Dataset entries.

━━━━━━

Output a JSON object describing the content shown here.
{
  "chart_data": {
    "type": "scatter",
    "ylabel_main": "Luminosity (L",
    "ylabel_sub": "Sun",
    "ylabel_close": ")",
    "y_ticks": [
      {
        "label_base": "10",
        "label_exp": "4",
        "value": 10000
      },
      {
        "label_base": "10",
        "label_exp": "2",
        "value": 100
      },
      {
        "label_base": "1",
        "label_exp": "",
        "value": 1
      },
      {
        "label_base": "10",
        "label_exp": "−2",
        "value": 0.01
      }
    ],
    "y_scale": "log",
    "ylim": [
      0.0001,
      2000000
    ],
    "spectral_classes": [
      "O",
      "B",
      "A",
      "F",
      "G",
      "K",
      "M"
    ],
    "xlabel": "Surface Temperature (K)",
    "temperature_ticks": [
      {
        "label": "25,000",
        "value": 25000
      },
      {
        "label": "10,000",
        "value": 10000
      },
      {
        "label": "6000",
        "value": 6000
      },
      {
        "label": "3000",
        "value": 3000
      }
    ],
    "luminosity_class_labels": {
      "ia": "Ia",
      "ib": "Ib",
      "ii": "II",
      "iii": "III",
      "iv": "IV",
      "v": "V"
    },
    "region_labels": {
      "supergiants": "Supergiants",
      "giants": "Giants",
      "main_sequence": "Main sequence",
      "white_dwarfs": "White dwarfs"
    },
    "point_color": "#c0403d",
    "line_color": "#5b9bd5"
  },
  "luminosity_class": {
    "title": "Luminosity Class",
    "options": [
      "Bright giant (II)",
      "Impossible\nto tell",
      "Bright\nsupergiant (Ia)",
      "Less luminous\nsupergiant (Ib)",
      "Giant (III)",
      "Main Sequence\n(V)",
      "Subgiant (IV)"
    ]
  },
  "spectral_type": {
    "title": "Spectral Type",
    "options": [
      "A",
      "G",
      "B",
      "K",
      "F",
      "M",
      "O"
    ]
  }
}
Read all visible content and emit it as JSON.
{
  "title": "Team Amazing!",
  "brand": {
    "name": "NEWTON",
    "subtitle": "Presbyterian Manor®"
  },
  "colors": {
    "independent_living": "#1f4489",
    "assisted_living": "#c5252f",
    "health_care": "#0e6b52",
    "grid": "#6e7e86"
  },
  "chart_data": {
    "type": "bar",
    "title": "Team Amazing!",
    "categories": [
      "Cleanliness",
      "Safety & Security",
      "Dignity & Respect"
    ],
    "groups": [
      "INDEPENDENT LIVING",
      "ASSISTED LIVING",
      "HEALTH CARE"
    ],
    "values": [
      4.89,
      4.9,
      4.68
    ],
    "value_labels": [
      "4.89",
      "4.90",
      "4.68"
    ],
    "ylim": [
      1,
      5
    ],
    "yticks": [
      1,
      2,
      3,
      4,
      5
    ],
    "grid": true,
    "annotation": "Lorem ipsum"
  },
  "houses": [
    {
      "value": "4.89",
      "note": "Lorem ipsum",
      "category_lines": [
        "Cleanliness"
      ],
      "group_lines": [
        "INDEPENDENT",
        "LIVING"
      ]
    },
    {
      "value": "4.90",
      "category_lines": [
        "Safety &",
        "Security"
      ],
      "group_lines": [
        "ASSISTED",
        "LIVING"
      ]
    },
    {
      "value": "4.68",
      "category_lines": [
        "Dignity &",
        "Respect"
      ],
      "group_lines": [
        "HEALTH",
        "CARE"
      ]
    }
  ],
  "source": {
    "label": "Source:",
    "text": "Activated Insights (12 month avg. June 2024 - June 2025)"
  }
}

━━━━━━

TASK PROMPT. Repeat every record, exactly as written.

ANSWER TO THIS PROBLEM.
Output a JSON object describing the content shown here.
{
  "chart_data": {
    "type": "scatter",
    "ylabel_main": "Luminosity (L",
    "ylabel_sub": "Sun",
    "ylabel_close": ")",
    "y_ticks": [
      {
        "label_base": "10",
        "label_exp": "4",
        "value": 10000
      },
      {
        "label_base": "10",
        "label_exp": "2",
        "value": 100
      },
      {
        "label_base": "1",
        "label_exp": "",
        "value": 1
      },
      {
        "label_base": "10",
        "label_exp": "−2",
        "value": 0.01
      }
    ],
    "y_scale": "log",
    "ylim": [
      0.0001,
      2000000
    ],
    "spectral_classes": [
      "O",
      "B",
      "A",
      "F",
      "G",
      "K",
      "M"
    ],
    "xlabel": "Surface Temperature (K)",
    "temperature_ticks": [
      {
        "label": "25,000",
        "value": 25000
      },
      {
        "label": "10,000",
        "value": 10000
      },
      {
        "label": "6000",
        "value": 6000
      },
      {
        "label": "3000",
        "value": 3000
      }
    ],
    "luminosity_class_labels": {
      "ia": "Ia",
      "ib": "Ib",
      "ii": "II",
      "iii": "III",
      "iv": "IV",
      "v": "V"
    },
    "region_labels": {
      "supergiants": "Supergiants",
      "giants": "Giants",
      "main_sequence": "Main sequence",
      "white_dwarfs": "White dwarfs"
    },
    "point_color": "#c0403d",
    "line_color": "#5b9bd5"
  },
  "luminosity_class": {
    "title": "Luminosity Class",
    "options": [
      "Bright giant (II)",
      "Impossible\nto tell",
      "Bright\nsupergiant (Ia)",
      "Less luminous\nsupergiant (Ib)",
      "Giant (III)",
      "Main Sequence\n(V)",
      "Subgiant (IV)"
    ]
  },
  "spectral_type": {
    "title": "Spectral Type",
    "options": [
      "A",
      "G",
      "B",
      "K",
      "F",
      "M",
      "O"
    ]
  }
}
Read all visible content and emit it as JSON.
{
  "title": "Team Amazing!",
  "brand": {
    "name": "NEWTON",
    "subtitle": "Presbyterian Manor®"
  },
  "colors": {
    "independent_living": "#1f4489",
    "assisted_living": "#c5252f",
    "health_care": "#0e6b52",
    "grid": "#6e7e86"
  },
  "chart_data": {
    "type": "bar",
    "title": "Team Amazing!",
    "categories": [
      "Cleanliness",
      "Safety & Security",
      "Dignity & Respect"
    ],
    "groups": [
      "INDEPENDENT LIVING",
      "ASSISTED LIVING",
      "HEALTH CARE"
    ],
    "values": [
      4.89,
      4.9,
      4.68
    ],
    "value_labels": [
      "4.89",
      "4.90",
      "4.68"
    ],
    "ylim": [
      1,
      5
    ],
    "yticks": [
      1,
      2,
      3,
      4,
      5
    ],
    "grid": true,
    "annotation": "Lorem ipsum"
  },
  "houses": [
    {
      "value": "4.89",
      "note": "Lorem ipsum",
      "category_lines": [
        "Cleanliness"
      ],
      "group_lines": [
        "INDEPENDENT",
        "LIVING"
      ]
    },
    {
      "value": "4.90",
      "category_lines": [
        "Safety &",
        "Security"
      ],
      "group_lines": [
        "ASSISTED",
        "LIVING"
      ]
    },
    {
      "value": "4.68",
      "category_lines": [
        "Dignity &",
        "Respect"
      ],
      "group_lines": [
        "HEALTH",
        "CARE"
      ]
    }
  ],
  "source": {
    "label": "Source:",
    "text": "Activated Insights (12 month avg. June 2024 - June 2025)"
  }
}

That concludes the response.